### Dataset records
┌────────

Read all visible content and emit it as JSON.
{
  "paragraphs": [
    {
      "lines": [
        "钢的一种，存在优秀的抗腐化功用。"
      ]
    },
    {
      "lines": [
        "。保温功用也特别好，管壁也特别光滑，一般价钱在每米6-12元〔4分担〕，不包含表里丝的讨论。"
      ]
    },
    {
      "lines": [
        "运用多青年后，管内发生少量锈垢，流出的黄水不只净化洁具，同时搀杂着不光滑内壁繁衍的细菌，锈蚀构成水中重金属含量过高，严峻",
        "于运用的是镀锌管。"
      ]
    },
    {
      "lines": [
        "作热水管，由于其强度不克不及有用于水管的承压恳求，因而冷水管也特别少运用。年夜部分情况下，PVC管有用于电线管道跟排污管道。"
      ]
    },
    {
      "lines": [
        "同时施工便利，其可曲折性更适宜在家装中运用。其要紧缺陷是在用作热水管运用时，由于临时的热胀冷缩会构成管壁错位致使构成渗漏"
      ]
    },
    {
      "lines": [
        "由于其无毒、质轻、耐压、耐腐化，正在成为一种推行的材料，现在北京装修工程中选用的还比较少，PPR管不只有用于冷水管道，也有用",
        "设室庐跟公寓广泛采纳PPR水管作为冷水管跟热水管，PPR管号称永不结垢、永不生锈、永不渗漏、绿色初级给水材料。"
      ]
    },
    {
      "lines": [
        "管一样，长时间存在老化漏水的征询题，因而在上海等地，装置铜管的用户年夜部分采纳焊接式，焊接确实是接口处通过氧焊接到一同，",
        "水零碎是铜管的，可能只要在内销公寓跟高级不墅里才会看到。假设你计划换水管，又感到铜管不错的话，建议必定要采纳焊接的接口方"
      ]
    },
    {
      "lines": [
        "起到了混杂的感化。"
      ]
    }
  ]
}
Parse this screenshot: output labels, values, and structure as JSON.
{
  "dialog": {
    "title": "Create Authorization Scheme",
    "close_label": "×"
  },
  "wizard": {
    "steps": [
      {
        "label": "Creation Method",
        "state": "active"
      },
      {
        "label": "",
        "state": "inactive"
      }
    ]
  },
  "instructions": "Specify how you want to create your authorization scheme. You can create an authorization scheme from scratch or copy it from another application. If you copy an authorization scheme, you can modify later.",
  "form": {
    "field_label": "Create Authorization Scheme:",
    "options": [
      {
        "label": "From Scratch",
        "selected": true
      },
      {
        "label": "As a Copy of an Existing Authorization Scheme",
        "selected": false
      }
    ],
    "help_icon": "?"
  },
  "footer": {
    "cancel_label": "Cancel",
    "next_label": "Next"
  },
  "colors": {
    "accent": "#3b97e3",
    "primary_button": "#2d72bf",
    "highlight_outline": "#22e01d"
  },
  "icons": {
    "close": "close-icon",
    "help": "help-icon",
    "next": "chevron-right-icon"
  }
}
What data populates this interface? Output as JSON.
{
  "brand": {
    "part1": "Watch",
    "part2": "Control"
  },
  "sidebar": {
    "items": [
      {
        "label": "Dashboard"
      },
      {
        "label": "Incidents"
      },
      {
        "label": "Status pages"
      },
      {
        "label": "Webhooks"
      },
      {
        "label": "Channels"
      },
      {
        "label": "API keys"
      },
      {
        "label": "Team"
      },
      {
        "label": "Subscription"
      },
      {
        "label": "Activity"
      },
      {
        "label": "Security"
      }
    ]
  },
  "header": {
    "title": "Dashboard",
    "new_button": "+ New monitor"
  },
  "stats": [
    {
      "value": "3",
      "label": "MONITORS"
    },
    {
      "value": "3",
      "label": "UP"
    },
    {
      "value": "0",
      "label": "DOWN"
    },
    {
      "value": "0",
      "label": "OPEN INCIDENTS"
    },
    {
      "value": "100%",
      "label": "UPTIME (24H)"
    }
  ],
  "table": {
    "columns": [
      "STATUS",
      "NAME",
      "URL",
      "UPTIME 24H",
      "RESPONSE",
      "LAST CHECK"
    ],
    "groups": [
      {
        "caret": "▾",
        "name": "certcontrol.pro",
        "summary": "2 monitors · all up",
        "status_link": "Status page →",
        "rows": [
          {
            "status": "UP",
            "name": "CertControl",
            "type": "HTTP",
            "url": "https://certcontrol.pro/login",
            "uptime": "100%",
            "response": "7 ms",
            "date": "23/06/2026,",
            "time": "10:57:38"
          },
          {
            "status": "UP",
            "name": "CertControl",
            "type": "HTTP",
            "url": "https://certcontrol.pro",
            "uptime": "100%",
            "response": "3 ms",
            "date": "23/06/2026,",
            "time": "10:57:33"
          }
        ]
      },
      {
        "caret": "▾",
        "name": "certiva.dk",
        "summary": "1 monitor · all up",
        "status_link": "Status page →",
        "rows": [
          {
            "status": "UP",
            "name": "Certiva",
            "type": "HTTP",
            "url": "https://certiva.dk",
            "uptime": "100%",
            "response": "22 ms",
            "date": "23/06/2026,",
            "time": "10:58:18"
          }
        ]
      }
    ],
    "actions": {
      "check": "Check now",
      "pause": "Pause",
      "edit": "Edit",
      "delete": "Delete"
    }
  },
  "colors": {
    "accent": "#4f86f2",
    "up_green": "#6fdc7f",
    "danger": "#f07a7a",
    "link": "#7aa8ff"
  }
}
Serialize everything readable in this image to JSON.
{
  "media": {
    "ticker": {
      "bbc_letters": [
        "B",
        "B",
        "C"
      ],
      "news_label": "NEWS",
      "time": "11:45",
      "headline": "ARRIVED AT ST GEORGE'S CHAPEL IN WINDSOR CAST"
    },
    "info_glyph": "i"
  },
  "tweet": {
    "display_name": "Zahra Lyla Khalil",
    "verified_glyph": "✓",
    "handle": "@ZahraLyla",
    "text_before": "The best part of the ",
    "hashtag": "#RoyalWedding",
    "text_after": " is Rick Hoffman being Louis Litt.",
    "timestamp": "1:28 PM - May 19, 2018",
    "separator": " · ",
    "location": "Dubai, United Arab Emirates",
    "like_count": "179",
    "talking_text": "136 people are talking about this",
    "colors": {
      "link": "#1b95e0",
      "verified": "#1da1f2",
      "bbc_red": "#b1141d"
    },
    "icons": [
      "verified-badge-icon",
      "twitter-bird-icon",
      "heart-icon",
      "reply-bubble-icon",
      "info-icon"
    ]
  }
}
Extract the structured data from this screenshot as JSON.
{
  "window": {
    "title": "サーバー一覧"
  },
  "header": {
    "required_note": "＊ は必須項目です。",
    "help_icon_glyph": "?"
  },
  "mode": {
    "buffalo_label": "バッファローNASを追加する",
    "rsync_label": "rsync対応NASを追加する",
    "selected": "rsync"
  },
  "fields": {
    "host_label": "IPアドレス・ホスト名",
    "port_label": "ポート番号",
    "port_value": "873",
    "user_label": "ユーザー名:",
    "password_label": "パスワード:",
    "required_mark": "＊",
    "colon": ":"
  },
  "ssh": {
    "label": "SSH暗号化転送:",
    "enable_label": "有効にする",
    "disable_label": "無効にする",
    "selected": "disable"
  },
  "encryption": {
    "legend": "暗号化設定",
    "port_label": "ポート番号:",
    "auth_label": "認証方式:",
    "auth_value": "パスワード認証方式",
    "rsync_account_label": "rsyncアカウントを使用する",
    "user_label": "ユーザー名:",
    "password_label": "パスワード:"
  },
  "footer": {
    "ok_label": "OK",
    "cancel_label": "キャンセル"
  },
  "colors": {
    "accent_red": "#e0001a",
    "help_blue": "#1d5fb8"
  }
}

└────────

### SET EXERCISE
Each record above should be repeated exactly as it appears.

### TASK RESPONSE
Read all visible content and emit it as JSON.
{
  "paragraphs": [
    {
      "lines": [
        "钢的一种，存在优秀的抗腐化功用。"
      ]
    },
    {
      "lines": [
        "。保温功用也特别好，管壁也特别光滑，一般价钱在每米6-12元〔4分担〕，不包含表里丝的讨论。"
      ]
    },
    {
      "lines": [
        "运用多青年后，管内发生少量锈垢，流出的黄水不只净化洁具，同时搀杂着不光滑内壁繁衍的细菌，锈蚀构成水中重金属含量过高，严峻",
        "于运用的是镀锌管。"
      ]
    },
    {
      "lines": [
        "作热水管，由于其强度不克不及有用于水管的承压恳求，因而冷水管也特别少运用。年夜部分情况下，PVC管有用于电线管道跟排污管道。"
      ]
    },
    {
      "lines": [
        "同时施工便利，其可曲折性更适宜在家装中运用。其要紧缺陷是在用作热水管运用时，由于临时的热胀冷缩会构成管壁错位致使构成渗漏"
      ]
    },
    {
      "lines": [
        "由于其无毒、质轻、耐压、耐腐化，正在成为一种推行的材料，现在北京装修工程中选用的还比较少，PPR管不只有用于冷水管道，也有用",
        "设室庐跟公寓广泛采纳PPR水管作为冷水管跟热水管，PPR管号称永不结垢、永不生锈、永不渗漏、绿色初级给水材料。"
      ]
    },
    {
      "lines": [
        "管一样，长时间存在老化漏水的征询题，因而在上海等地，装置铜管的用户年夜部分采纳焊接式，焊接确实是接口处通过氧焊接到一同，",
        "水零碎是铜管的，可能只要在内销公寓跟高级不墅里才会看到。假设你计划换水管，又感到铜管不错的话，建议必定要采纳焊接的接口方"
      ]
    },
    {
      "lines": [
        "起到了混杂的感化。"
      ]
    }
  ]
}
Parse this screenshot: output labels, values, and structure as JSON.
{
  "dialog": {
    "title": "Create Authorization Scheme",
    "close_label": "×"
  },
  "wizard": {
    "steps": [
      {
        "label": "Creation Method",
        "state": "active"
      },
      {
        "label": "",
        "state": "inactive"
      }
    ]
  },
  "instructions": "Specify how you want to create your authorization scheme. You can create an authorization scheme from scratch or copy it from another application. If you copy an authorization scheme, you can modify later.",
  "form": {
    "field_label": "Create Authorization Scheme:",
    "options": [
      {
        "label": "From Scratch",
        "selected": true
      },
      {
        "label": "As a Copy of an Existing Authorization Scheme",
        "selected": false
      }
    ],
    "help_icon": "?"
  },
  "footer": {
    "cancel_label": "Cancel",
    "next_label": "Next"
  },
  "colors": {
    "accent": "#3b97e3",
    "primary_button": "#2d72bf",
    "highlight_outline": "#22e01d"
  },
  "icons": {
    "close": "close-icon",
    "help": "help-icon",
    "next": "chevron-right-icon"
  }
}
What data populates this interface? Output as JSON.
{
  "brand": {
    "part1": "Watch",
    "part2": "Control"
  },
  "sidebar": {
    "items": [
      {
        "label": "Dashboard"
      },
      {
        "label": "Incidents"
      },
      {
        "label": "Status pages"
      },
      {
        "label": "Webhooks"
      },
      {
        "label": "Channels"
      },
      {
        "label": "API keys"
      },
      {
        "label": "Team"
      },
      {
        "label": "Subscription"
      },
      {
        "label": "Activity"
      },
      {
        "label": "Security"
      }
    ]
  },
  "header": {
    "title": "Dashboard",
    "new_button": "+ New monitor"
  },
  "stats": [
    {
      "value": "3",
      "label": "MONITORS"
    },
    {
      "value": "3",
      "label": "UP"
    },
    {
      "value": "0",
      "label": "DOWN"
    },
    {
      "value": "0",
      "label": "OPEN INCIDENTS"
    },
    {
      "value": "100%",
      "label": "UPTIME (24H)"
    }
  ],
  "table": {
    "columns": [
      "STATUS",
      "NAME",
      "URL",
      "UPTIME 24H",
      "RESPONSE",
      "LAST CHECK"
    ],
    "groups": [
      {
        "caret": "▾",
        "name": "certcontrol.pro",
        "summary": "2 monitors · all up",
        "status_link": "Status page →",
        "rows": [
          {
            "status": "UP",
            "name": "CertControl",
            "type": "HTTP",
            "url": "https://certcontrol.pro/login",
            "uptime": "100%",
            "response": "7 ms",
            "date": "23/06/2026,",
            "time": "10:57:38"
          },
          {
            "status": "UP",
            "name": "CertControl",
            "type": "HTTP",
            "url": "https://certcontrol.pro",
            "uptime": "100%",
            "response": "3 ms",
            "date": "23/06/2026,",
            "time": "10:57:33"
          }
        ]
      },
      {
        "caret": "▾",
        "name": "certiva.dk",
        "summary": "1 monitor · all up",
        "status_link": "Status page →",
        "rows": [
          {
            "status": "UP",
            "name": "Certiva",
            "type": "HTTP",
            "url": "https://certiva.dk",
            "uptime": "100%",
            "response": "22 ms",
            "date": "23/06/2026,",
            "time": "10:58:18"
          }
        ]
      }
    ],
    "actions": {
      "check": "Check now",
      "pause": "Pause",
      "edit": "Edit",
      "delete": "Delete"
    }
  },
  "colors": {
    "accent": "#4f86f2",
    "up_green": "#6fdc7f",
    "danger": "#f07a7a",
    "link": "#7aa8ff"
  }
}
Serialize everything readable in this image to JSON.
{
  "media": {
    "ticker": {
      "bbc_letters": [
        "B",
        "B",
        "C"
      ],
      "news_label": "NEWS",
      "time": "11:45",
      "headline": "ARRIVED AT ST GEORGE'S CHAPEL IN WINDSOR CAST"
    },
    "info_glyph": "i"
  },
  "tweet": {
    "display_name": "Zahra Lyla Khalil",
    "verified_glyph": "✓",
    "handle": "@ZahraLyla",
    "text_before": "The best part of the ",
    "hashtag": "#RoyalWedding",
    "text_after": " is Rick Hoffman being Louis Litt.",
    "timestamp": "1:28 PM - May 19, 2018",
    "separator": " · ",
    "location": "Dubai, United Arab Emirates",
    "like_count": "179",
    "talking_text": "136 people are talking about this",
    "colors": {
      "link": "#1b95e0",
      "verified": "#1da1f2",
      "bbc_red": "#b1141d"
    },
    "icons": [
      "verified-badge-icon",
      "twitter-bird-icon",
      "heart-icon",
      "reply-bubble-icon",
      "info-icon"
    ]
  }
}
Extract the structured data from this screenshot as JSON.
{
  "window": {
    "title": "サーバー一覧"
  },
  "header": {
    "required_note": "＊ は必須項目です。",
    "help_icon_glyph": "?"
  },
  "mode": {
    "buffalo_label": "バッファローNASを追加する",
    "rsync_label": "rsync対応NASを追加する",
    "selected": "rsync"
  },
  "fields": {
    "host_label": "IPアドレス・ホスト名",
    "port_label": "ポート番号",
    "port_value": "873",
    "user_label": "ユーザー名:",
    "password_label": "パスワード:",
    "required_mark": "＊",
    "colon": ":"
  },
  "ssh": {
    "label": "SSH暗号化転送:",
    "enable_label": "有効にする",
    "disable_label": "無効にする",
    "selected": "disable"
  },
  "encryption": {
    "legend": "暗号化設定",
    "port_label": "ポート番号:",
    "auth_label": "認証方式:",
    "auth_value": "パスワード認証方式",
    "rsync_account_label": "rsyncアカウントを使用する",
    "user_label": "ユーザー名:",
    "password_label": "パスワード:"
  },
  "footer": {
    "ok_label": "OK",
    "cancel_label": "キャンセル"
  },
  "colors": {
    "accent_red": "#e0001a",
    "help_blue": "#1d5fb8"
  }
}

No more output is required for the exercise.